DATA LISTING »
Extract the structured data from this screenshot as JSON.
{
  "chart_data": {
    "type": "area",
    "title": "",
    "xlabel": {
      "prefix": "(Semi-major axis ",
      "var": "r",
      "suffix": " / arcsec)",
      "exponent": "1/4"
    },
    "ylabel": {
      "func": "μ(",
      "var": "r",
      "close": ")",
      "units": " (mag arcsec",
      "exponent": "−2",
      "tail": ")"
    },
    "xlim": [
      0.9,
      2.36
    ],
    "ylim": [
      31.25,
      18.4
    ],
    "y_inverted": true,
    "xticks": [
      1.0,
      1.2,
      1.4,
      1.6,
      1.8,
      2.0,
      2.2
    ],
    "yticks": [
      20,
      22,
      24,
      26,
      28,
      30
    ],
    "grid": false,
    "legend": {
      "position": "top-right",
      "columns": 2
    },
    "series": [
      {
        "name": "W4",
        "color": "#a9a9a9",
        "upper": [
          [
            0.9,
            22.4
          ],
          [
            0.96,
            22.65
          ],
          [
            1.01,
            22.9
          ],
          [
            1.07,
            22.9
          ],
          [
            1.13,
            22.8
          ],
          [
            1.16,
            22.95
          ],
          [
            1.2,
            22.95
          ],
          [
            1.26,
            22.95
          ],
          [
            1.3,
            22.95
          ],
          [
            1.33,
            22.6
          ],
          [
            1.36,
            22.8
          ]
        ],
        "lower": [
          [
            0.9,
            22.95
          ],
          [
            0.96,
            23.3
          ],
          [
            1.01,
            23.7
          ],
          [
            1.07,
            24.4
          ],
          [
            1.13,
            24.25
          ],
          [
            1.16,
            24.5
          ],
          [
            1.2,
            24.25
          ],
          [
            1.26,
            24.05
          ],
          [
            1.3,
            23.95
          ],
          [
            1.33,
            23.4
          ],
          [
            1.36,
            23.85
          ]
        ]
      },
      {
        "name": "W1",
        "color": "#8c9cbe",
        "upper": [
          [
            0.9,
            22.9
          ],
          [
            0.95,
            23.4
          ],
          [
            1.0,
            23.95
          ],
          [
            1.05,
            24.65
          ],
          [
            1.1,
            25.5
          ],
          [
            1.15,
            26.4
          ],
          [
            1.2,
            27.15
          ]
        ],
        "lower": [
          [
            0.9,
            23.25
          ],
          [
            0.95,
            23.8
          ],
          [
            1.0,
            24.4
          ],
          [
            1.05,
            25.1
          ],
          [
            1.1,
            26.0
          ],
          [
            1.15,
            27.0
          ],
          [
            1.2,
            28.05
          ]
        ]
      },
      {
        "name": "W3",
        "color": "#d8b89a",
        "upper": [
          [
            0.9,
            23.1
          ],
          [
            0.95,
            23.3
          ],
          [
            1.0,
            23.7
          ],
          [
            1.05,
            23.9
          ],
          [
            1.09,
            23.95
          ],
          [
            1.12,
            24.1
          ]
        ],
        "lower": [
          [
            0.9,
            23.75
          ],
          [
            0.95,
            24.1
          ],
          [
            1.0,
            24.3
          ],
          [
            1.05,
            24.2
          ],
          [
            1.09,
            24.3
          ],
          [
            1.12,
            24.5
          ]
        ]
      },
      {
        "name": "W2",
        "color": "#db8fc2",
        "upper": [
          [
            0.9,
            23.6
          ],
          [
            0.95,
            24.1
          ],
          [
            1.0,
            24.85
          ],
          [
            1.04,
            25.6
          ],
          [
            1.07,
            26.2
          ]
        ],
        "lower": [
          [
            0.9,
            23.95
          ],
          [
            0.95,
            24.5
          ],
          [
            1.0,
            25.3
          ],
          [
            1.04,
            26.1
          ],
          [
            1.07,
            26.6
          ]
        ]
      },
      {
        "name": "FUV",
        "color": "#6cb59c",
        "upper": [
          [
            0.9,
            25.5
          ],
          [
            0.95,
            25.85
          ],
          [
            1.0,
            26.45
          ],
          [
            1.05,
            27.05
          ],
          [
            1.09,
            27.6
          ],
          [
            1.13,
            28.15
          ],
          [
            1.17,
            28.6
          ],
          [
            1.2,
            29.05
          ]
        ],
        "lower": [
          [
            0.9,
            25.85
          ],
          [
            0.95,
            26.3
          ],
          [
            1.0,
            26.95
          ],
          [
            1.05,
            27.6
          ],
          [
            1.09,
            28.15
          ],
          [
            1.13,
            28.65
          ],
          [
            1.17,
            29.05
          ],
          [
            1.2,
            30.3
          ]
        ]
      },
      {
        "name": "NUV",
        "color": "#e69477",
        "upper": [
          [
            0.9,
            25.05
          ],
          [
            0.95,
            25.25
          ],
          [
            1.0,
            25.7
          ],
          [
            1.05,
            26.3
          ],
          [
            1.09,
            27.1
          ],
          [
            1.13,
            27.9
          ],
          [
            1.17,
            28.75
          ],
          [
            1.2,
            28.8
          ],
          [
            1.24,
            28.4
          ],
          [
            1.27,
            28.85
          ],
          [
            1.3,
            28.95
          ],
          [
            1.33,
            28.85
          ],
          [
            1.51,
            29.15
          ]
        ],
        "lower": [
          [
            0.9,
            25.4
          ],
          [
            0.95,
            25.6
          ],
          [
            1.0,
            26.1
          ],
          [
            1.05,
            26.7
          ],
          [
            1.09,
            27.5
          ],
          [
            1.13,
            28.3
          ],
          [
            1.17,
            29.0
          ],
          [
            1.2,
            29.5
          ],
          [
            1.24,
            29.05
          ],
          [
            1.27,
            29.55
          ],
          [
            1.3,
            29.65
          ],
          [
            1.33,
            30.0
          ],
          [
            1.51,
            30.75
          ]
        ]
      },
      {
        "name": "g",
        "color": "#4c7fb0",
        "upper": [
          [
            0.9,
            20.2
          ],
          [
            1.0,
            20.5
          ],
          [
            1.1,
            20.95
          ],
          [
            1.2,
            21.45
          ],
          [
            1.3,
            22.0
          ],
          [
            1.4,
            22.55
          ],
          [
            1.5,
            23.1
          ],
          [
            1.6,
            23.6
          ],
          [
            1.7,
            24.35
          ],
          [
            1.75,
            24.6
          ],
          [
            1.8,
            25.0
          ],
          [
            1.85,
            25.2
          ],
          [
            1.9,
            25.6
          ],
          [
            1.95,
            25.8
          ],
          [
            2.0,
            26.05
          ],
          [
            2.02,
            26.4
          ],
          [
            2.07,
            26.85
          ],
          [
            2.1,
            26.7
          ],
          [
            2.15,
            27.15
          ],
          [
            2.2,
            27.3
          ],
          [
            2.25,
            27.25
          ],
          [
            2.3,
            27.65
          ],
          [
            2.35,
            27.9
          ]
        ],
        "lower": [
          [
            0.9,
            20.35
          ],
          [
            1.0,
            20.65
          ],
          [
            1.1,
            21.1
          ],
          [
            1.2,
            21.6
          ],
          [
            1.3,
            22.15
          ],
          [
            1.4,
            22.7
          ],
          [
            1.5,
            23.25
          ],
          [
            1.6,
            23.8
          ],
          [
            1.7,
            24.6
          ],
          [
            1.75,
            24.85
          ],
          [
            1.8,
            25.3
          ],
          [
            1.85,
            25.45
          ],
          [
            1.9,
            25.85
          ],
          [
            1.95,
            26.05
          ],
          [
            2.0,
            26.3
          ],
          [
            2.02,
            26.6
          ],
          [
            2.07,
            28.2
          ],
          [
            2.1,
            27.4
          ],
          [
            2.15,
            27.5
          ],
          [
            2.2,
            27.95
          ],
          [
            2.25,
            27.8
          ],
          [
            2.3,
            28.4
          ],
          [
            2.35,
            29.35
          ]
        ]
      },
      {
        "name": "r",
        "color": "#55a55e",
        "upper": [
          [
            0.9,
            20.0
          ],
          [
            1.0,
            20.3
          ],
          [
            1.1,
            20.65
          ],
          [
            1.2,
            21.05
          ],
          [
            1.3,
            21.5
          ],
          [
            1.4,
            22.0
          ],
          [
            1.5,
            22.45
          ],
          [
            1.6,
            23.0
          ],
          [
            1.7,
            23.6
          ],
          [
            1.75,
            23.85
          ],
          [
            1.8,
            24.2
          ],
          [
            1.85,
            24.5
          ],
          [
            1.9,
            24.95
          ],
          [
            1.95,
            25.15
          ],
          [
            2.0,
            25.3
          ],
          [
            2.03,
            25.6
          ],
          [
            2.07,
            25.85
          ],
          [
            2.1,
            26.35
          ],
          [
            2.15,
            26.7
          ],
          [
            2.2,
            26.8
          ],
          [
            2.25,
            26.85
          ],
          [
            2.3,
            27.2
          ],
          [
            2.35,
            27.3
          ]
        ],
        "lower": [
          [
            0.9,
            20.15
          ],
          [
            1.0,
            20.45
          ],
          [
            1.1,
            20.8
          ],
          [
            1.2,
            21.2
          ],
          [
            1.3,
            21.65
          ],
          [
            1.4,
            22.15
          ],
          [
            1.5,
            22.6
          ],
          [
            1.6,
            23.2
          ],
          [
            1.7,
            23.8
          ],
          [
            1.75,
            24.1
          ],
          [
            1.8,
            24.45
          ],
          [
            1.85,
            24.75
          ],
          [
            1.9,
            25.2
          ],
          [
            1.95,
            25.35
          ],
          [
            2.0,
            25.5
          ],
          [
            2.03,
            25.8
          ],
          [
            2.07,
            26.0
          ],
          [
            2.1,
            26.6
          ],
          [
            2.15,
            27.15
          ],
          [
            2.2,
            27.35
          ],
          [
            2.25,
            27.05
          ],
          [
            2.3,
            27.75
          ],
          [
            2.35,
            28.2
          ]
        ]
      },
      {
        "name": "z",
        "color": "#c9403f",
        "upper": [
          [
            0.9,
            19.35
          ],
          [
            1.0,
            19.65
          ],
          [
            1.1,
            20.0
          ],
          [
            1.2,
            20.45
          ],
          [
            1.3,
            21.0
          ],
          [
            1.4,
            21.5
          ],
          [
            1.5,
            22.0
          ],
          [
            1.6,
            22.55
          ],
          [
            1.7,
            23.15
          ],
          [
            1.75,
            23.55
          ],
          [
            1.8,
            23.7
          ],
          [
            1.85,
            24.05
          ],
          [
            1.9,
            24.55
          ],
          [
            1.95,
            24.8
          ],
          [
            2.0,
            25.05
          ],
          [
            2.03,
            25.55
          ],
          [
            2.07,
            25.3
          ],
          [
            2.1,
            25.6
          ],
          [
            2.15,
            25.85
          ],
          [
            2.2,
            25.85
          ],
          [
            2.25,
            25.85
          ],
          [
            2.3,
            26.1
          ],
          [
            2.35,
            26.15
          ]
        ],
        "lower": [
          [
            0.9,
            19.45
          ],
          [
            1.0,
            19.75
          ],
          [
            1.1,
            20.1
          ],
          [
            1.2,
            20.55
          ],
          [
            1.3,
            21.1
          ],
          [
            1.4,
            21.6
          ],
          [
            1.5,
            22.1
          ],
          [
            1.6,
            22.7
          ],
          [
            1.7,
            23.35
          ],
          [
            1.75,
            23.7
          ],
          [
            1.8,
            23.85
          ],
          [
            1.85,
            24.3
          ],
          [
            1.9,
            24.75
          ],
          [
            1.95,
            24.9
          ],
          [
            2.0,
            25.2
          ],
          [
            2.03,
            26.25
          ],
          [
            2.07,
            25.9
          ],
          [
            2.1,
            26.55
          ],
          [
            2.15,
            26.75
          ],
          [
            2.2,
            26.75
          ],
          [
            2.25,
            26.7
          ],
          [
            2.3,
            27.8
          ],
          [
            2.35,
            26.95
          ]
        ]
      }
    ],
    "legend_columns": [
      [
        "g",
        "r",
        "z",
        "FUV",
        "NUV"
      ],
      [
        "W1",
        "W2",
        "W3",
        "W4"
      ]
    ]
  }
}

EXERCISE OBJECTIVE » Pick out every line above that contains the word "name" and copy it.

WRITTEN REPLY »
        "name": "W4",
        "name": "W1",
        "name": "W3",
        "name": "W2",
        "name": "FUV",
        "name": "NUV",
        "name": "g",
        "name": "r",
        "name": "z",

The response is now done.